### EXERCISE AIM:
Using the entries below, output exactly the line containing "Convert this screenshot" and all lines that follow it to the end.
━━ DATA SUPPLIED
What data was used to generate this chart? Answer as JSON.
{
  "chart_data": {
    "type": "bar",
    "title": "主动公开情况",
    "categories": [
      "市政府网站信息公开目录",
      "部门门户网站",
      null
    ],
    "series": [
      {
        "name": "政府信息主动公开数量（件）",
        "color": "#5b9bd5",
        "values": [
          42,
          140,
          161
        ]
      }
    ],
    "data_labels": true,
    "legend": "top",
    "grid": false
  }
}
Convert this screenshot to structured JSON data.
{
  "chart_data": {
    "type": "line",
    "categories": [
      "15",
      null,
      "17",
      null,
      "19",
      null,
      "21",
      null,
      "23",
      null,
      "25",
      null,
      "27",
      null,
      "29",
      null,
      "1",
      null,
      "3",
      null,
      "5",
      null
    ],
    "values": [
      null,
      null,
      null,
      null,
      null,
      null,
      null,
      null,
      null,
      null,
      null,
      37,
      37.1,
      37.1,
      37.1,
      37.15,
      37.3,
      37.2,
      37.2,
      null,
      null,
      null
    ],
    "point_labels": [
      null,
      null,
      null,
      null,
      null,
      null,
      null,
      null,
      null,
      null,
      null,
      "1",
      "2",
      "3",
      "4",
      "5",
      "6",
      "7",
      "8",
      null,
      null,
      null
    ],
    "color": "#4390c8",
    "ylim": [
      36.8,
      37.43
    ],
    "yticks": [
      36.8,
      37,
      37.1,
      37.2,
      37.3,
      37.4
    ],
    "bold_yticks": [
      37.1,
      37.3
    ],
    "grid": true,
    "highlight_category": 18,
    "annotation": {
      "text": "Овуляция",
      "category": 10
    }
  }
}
━━━━
### TASK ANSWER:
Convert this screenshot to structured JSON data.
{
  "chart_data": {
    "type": "line",
    "categories": [
      "15",
      null,
      "17",
      null,
      "19",
      null,
      "21",
      null,
      "23",
      null,
      "25",
      null,
      "27",
      null,
      "29",
      null,
      "1",
      null,
      "3",
      null,
      "5",
      null
    ],
    "values": [
      null,
      null,
      null,
      null,
      null,
      null,
      null,
      null,
      null,
      null,
      null,
      37,
      37.1,
      37.1,
      37.1,
      37.15,
      37.3,
      37.2,
      37.2,
      null,
      null,
      null
    ],
    "point_labels": [
      null,
      null,
      null,
      null,
      null,
      null,
      null,
      null,
      null,
      null,
      null,
      "1",
      "2",
      "3",
      "4",
      "5",
      "6",
      "7",
      "8",
      null,
      null,
      null
    ],
    "color": "#4390c8",
    "ylim": [
      36.8,
      37.43
    ],
    "yticks": [
      36.8,
      37,
      37.1,
      37.2,
      37.3,
      37.4
    ],
    "bold_yticks": [
      37.1,
      37.3
    ],
    "grid": true,
    "highlight_category": 18,
    "annotation": {
      "text": "Овуляция",
      "category": 10
    }
  }
}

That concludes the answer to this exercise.